• STATED GOAL: Search the listing below for the string "Осетия" and show each line that contains it.

Stored records:
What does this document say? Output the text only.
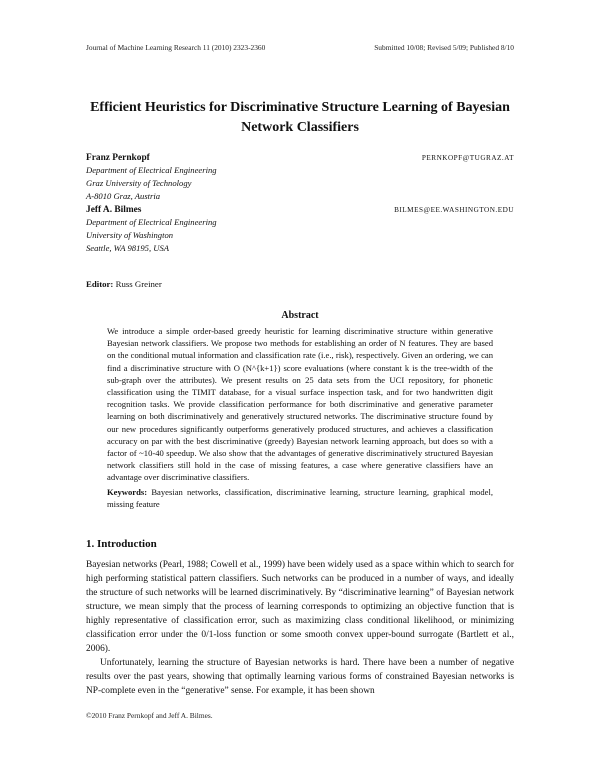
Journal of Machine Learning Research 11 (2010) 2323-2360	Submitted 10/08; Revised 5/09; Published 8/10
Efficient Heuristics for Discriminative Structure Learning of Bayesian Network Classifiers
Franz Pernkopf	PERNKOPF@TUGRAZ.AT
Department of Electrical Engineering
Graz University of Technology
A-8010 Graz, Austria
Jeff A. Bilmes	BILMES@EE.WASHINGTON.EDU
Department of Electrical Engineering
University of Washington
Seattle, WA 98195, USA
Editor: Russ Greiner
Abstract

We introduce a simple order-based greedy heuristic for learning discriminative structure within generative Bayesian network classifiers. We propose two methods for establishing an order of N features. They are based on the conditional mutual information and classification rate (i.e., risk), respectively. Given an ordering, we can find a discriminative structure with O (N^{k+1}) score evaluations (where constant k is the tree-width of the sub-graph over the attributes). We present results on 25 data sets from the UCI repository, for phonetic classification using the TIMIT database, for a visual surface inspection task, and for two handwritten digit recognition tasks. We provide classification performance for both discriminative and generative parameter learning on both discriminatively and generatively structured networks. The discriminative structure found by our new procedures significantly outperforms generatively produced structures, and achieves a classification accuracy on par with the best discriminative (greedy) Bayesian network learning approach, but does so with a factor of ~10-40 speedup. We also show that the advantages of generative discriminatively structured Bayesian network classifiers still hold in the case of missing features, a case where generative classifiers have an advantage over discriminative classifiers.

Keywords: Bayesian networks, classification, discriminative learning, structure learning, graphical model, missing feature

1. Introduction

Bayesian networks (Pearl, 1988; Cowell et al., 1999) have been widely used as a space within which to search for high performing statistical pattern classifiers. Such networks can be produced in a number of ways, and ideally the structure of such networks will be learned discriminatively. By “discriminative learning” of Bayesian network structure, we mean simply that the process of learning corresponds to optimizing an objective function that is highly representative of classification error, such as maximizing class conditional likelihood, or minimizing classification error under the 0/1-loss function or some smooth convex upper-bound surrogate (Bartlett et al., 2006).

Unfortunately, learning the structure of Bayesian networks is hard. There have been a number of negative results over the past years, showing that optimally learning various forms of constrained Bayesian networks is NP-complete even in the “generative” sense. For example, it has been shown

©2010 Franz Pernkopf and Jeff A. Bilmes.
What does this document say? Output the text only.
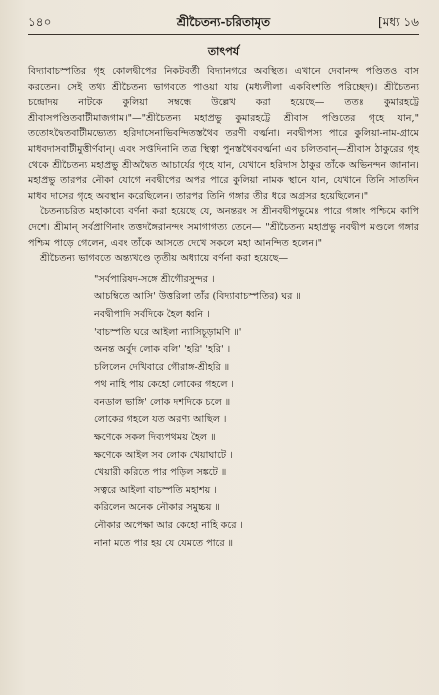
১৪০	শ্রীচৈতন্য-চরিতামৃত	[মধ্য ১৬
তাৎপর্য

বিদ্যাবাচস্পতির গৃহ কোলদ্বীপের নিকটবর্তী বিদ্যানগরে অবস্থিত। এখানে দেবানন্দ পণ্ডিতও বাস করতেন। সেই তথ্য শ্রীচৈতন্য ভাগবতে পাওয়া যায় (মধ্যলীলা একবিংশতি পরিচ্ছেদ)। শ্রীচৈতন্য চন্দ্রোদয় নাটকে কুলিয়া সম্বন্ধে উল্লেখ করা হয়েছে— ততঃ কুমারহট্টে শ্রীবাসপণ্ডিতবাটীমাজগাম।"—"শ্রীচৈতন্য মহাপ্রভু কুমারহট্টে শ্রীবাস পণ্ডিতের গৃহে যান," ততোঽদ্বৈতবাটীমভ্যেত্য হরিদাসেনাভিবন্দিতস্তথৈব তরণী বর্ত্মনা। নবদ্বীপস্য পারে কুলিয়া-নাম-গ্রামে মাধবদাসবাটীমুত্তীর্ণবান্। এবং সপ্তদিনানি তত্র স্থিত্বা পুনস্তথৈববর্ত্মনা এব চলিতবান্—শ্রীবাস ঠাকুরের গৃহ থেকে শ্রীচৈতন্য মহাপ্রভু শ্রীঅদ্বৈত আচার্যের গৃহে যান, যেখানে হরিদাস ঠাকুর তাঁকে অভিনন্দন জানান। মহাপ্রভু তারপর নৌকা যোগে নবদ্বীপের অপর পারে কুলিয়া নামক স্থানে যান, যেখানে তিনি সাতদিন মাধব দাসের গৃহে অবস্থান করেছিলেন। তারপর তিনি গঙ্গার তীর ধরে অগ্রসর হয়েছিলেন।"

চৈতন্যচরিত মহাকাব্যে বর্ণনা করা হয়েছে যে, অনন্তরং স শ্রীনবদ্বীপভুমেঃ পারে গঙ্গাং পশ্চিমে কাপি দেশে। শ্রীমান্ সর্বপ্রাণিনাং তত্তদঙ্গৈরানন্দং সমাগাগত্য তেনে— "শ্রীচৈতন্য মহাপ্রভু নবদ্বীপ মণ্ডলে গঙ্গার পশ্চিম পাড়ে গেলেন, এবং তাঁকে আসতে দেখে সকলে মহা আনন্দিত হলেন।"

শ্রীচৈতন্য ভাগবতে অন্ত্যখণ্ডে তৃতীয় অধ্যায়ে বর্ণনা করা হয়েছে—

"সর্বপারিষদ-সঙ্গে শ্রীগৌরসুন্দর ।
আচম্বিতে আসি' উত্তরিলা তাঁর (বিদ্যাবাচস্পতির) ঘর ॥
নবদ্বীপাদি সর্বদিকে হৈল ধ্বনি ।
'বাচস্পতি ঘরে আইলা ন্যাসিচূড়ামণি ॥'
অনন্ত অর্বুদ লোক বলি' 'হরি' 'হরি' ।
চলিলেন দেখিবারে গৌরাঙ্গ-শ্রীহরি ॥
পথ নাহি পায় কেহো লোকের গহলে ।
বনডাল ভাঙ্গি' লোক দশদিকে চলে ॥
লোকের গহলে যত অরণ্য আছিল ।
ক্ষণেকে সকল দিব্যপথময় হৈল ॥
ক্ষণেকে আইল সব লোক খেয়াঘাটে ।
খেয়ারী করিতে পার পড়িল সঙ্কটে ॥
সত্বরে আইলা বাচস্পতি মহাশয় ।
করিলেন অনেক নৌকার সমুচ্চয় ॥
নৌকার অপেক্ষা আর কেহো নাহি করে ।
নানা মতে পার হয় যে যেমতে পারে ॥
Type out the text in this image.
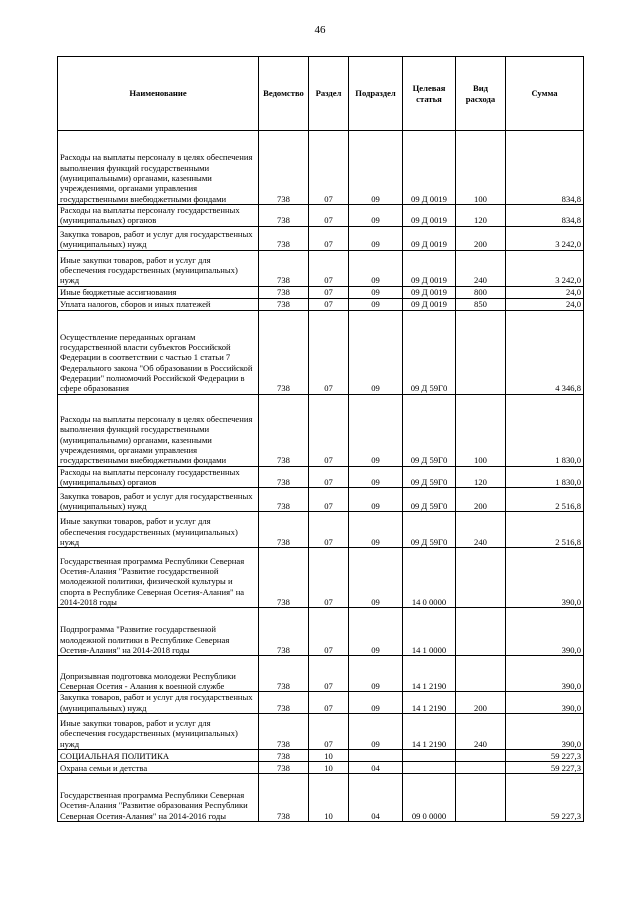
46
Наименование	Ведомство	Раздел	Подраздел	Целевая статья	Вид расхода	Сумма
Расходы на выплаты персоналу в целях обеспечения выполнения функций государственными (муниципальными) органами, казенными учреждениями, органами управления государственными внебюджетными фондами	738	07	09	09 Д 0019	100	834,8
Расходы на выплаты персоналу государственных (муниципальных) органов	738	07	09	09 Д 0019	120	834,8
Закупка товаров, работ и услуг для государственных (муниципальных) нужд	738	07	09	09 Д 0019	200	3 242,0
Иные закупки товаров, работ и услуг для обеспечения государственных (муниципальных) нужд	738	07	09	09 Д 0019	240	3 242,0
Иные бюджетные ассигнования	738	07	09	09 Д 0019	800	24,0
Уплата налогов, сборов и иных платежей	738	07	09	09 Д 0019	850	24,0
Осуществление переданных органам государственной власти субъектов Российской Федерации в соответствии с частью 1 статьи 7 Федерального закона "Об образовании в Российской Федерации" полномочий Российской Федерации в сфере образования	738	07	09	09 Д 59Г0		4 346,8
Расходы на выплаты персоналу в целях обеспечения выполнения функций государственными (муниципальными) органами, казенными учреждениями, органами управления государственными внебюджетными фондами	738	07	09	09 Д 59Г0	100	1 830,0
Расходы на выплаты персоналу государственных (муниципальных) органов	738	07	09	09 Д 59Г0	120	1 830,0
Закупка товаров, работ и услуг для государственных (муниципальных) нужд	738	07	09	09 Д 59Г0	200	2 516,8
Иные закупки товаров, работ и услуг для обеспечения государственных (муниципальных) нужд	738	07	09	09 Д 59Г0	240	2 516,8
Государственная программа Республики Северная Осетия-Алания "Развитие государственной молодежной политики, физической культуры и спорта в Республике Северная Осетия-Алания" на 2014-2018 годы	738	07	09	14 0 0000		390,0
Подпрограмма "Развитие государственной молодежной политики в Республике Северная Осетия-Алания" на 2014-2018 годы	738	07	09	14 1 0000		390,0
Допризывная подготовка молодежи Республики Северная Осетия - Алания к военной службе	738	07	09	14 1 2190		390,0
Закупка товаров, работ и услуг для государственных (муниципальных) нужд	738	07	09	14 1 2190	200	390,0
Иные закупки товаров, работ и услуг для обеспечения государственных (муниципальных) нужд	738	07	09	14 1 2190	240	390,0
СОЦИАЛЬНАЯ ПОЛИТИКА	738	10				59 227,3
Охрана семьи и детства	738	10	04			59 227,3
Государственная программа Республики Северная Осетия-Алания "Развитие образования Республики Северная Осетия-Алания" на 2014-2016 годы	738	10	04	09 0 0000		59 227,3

• IN RESPONSE:
Государственная программа Республики Северная Осетия-Алания "Развитие государственной молодежной политики, физической культуры и спорта в Республике Северная Осетия-Алания" на 2014-2018 годы	738	07	09	14 0 0000		390,0
Подпрограмма "Развитие государственной молодежной политики в Республике Северная Осетия-Алания" на 2014-2018 годы	738	07	09	14 1 0000		390,0
Допризывная подготовка молодежи Республики Северная Осетия - Алания к военной службе	738	07	09	14 1 2190		390,0
Государственная программа Республики Северная Осетия-Алания "Развитие образования Республики Северная Осетия-Алания" на 2014-2016 годы	738	10	04	09 0 0000		59 227,3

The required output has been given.